Extracted data entries:
◆ ◆ ◆ ◆ ◆

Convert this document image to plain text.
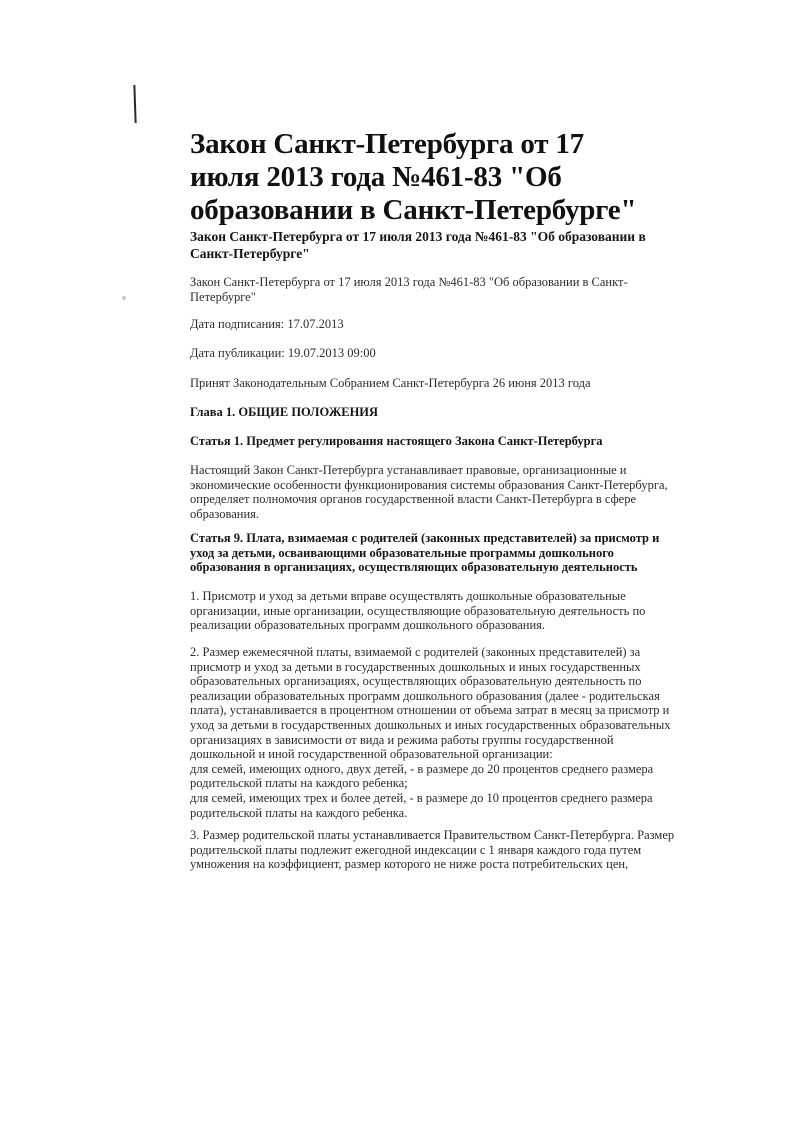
Закон Санкт-Петербурга от 17 июля 2013 года №461-83 "Об образовании в Санкт-Петербурге"
Закон Санкт-Петербурга от 17 июля 2013 года №461-83 "Об образовании в Санкт-Петербурге"
Закон Санкт-Петербурга от 17 июля 2013 года №461-83 "Об образовании в Санкт-
Петербурге"
Дата подписания: 17.07.2013
Дата публикации: 19.07.2013 09:00
Принят Законодательным Собранием Санкт-Петербурга 26 июня 2013 года
Глава 1. ОБЩИЕ ПОЛОЖЕНИЯ
Статья 1. Предмет регулирования настоящего Закона Санкт-Петербурга
Настоящий Закон Санкт-Петербурга устанавливает правовые, организационные и
экономические особенности функционирования системы образования Санкт-Петербурга,
определяет полномочия органов государственной власти Санкт-Петербурга в сфере
образования.
Статья 9. Плата, взимаемая с родителей (законных представителей) за присмотр и
уход за детьми, осваивающими образовательные программы дошкольного
образования в организациях, осуществляющих образовательную деятельность
1. Присмотр и уход за детьми вправе осуществлять дошкольные образовательные
организации, иные организации, осуществляющие образовательную деятельность по
реализации образовательных программ дошкольного образования.
2. Размер ежемесячной платы, взимаемой с родителей (законных представителей) за
присмотр и уход за детьми в государственных дошкольных и иных государственных
образовательных организациях, осуществляющих образовательную деятельность по
реализации образовательных программ дошкольного образования (далее - родительская
плата), устанавливается в процентном отношении от объема затрат в месяц за присмотр и
уход за детьми в государственных дошкольных и иных государственных образовательных
организациях в зависимости от вида и режима работы группы государственной
дошкольной и иной государственной образовательной организации:
для семей, имеющих одного, двух детей, - в размере до 20 процентов среднего размера
родительской платы на каждого ребенка;
для семей, имеющих трех и более детей, - в размере до 10 процентов среднего размера
родительской платы на каждого ребенка.
3. Размер родительской платы устанавливается Правительством Санкт-Петербурга. Размер
родительской платы подлежит ежегодной индексации с 1 января каждого года путем
умножения на коэффициент, размер которого не ниже роста потребительских цен,
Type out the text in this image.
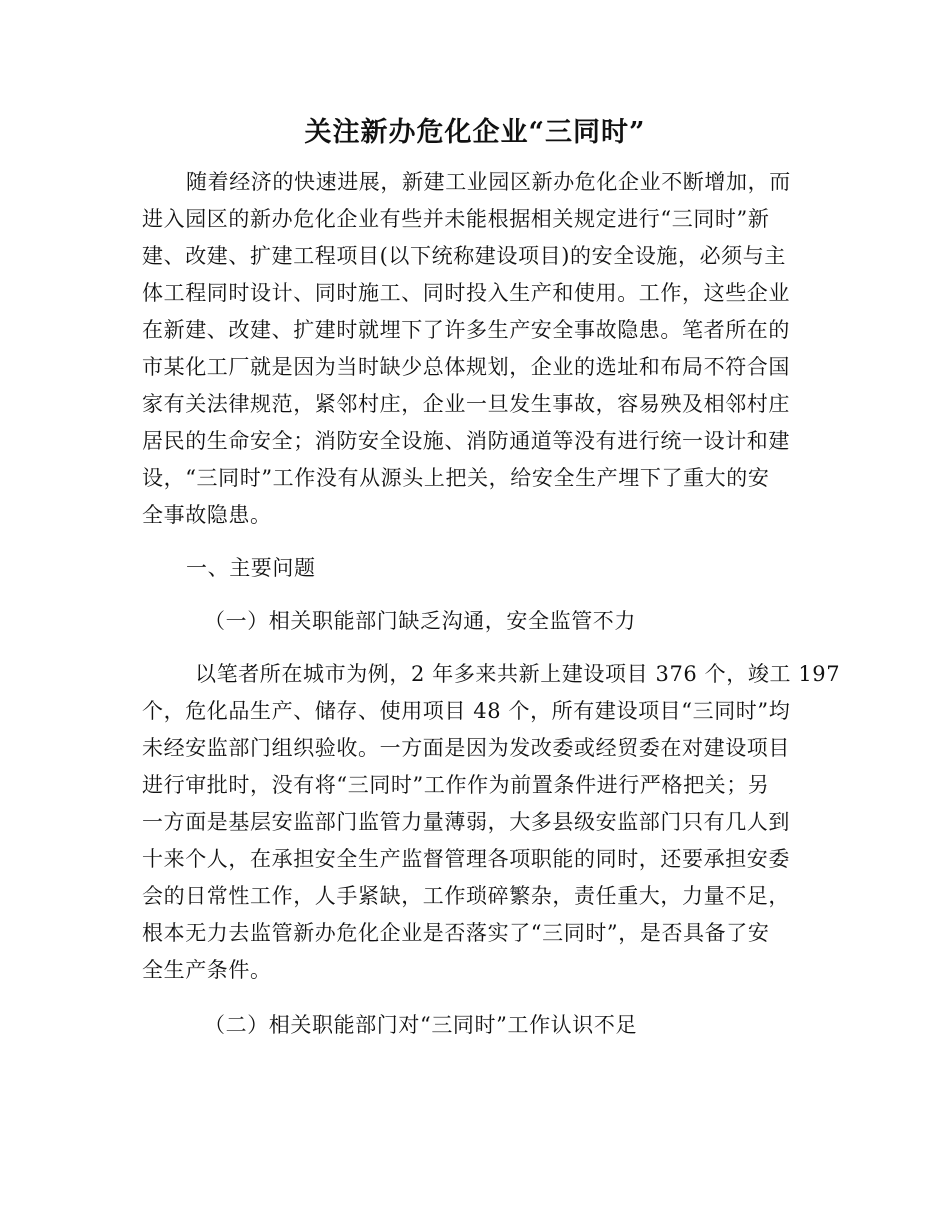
关注新办危化企业“三同时”
随着经济的快速进展，新建工业园区新办危化企业不断增加，而
进入园区的新办危化企业有些并未能根据相关规定进行“三同时”新
建、改建、扩建工程项目(以下统称建设项目)的安全设施，必须与主
体工程同时设计、同时施工、同时投入生产和使用。工作，这些企业
在新建、改建、扩建时就埋下了许多生产安全事故隐患。笔者所在的
市某化工厂就是因为当时缺少总体规划，企业的选址和布局不符合国
家有关法律规范，紧邻村庄，企业一旦发生事故，容易殃及相邻村庄
居民的生命安全；消防安全设施、消防通道等没有进行统一设计和建
设，“三同时”工作没有从源头上把关，给安全生产埋下了重大的安
全事故隐患。
一、主要问题
（一）相关职能部门缺乏沟通，安全监管不力
以笔者所在城市为例，2 年多来共新上建设项目 376 个，竣工 197
个，危化品生产、储存、使用项目 48 个，所有建设项目“三同时”均
未经安监部门组织验收。一方面是因为发改委或经贸委在对建设项目
进行审批时，没有将“三同时”工作作为前置条件进行严格把关；另
一方面是基层安监部门监管力量薄弱，大多县级安监部门只有几人到
十来个人，在承担安全生产监督管理各项职能的同时，还要承担安委
会的日常性工作，人手紧缺，工作琐碎繁杂，责任重大，力量不足，
根本无力去监管新办危化企业是否落实了“三同时”，是否具备了安
全生产条件。
（二）相关职能部门对“三同时”工作认识不足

◆ ◆ ◆ ◆ ◆

# WHAT TO PRODUCE:
Copy out all the data without changing anything, and drop the pictures.

# WRITTEN SOLUTION:
Convert this document image to plain text.
Закон Санкт-Петербурга от 17 июля 2013 года №461-83 "Об образовании в Санкт-Петербурге"
Закон Санкт-Петербурга от 17 июля 2013 года №461-83 "Об образовании в Санкт-Петербурге"
Закон Санкт-Петербурга от 17 июля 2013 года №461-83 "Об образовании в Санкт-
Петербурге"
Дата подписания: 17.07.2013
Дата публикации: 19.07.2013 09:00
Принят Законодательным Собранием Санкт-Петербурга 26 июня 2013 года
Глава 1. ОБЩИЕ ПОЛОЖЕНИЯ
Статья 1. Предмет регулирования настоящего Закона Санкт-Петербурга
Настоящий Закон Санкт-Петербурга устанавливает правовые, организационные и
экономические особенности функционирования системы образования Санкт-Петербурга,
определяет полномочия органов государственной власти Санкт-Петербурга в сфере
образования.
Статья 9. Плата, взимаемая с родителей (законных представителей) за присмотр и
уход за детьми, осваивающими образовательные программы дошкольного
образования в организациях, осуществляющих образовательную деятельность
1. Присмотр и уход за детьми вправе осуществлять дошкольные образовательные
организации, иные организации, осуществляющие образовательную деятельность по
реализации образовательных программ дошкольного образования.
2. Размер ежемесячной платы, взимаемой с родителей (законных представителей) за
присмотр и уход за детьми в государственных дошкольных и иных государственных
образовательных организациях, осуществляющих образовательную деятельность по
реализации образовательных программ дошкольного образования (далее - родительская
плата), устанавливается в процентном отношении от объема затрат в месяц за присмотр и
уход за детьми в государственных дошкольных и иных государственных образовательных
организациях в зависимости от вида и режима работы группы государственной
дошкольной и иной государственной образовательной организации:
для семей, имеющих одного, двух детей, - в размере до 20 процентов среднего размера
родительской платы на каждого ребенка;
для семей, имеющих трех и более детей, - в размере до 10 процентов среднего размера
родительской платы на каждого ребенка.
3. Размер родительской платы устанавливается Правительством Санкт-Петербурга. Размер
родительской платы подлежит ежегодной индексации с 1 января каждого года путем
умножения на коэффициент, размер которого не ниже роста потребительских цен,
Type out the text in this image.
关注新办危化企业“三同时”
随着经济的快速进展，新建工业园区新办危化企业不断增加，而
进入园区的新办危化企业有些并未能根据相关规定进行“三同时”新
建、改建、扩建工程项目(以下统称建设项目)的安全设施，必须与主
体工程同时设计、同时施工、同时投入生产和使用。工作，这些企业
在新建、改建、扩建时就埋下了许多生产安全事故隐患。笔者所在的
市某化工厂就是因为当时缺少总体规划，企业的选址和布局不符合国
家有关法律规范，紧邻村庄，企业一旦发生事故，容易殃及相邻村庄
居民的生命安全；消防安全设施、消防通道等没有进行统一设计和建
设，“三同时”工作没有从源头上把关，给安全生产埋下了重大的安
全事故隐患。
一、主要问题
（一）相关职能部门缺乏沟通，安全监管不力
以笔者所在城市为例，2 年多来共新上建设项目 376 个，竣工 197
个，危化品生产、储存、使用项目 48 个，所有建设项目“三同时”均
未经安监部门组织验收。一方面是因为发改委或经贸委在对建设项目
进行审批时，没有将“三同时”工作作为前置条件进行严格把关；另
一方面是基层安监部门监管力量薄弱，大多县级安监部门只有几人到
十来个人，在承担安全生产监督管理各项职能的同时，还要承担安委
会的日常性工作，人手紧缺，工作琐碎繁杂，责任重大，力量不足，
根本无力去监管新办危化企业是否落实了“三同时”，是否具备了安
全生产条件。
（二）相关职能部门对“三同时”工作认识不足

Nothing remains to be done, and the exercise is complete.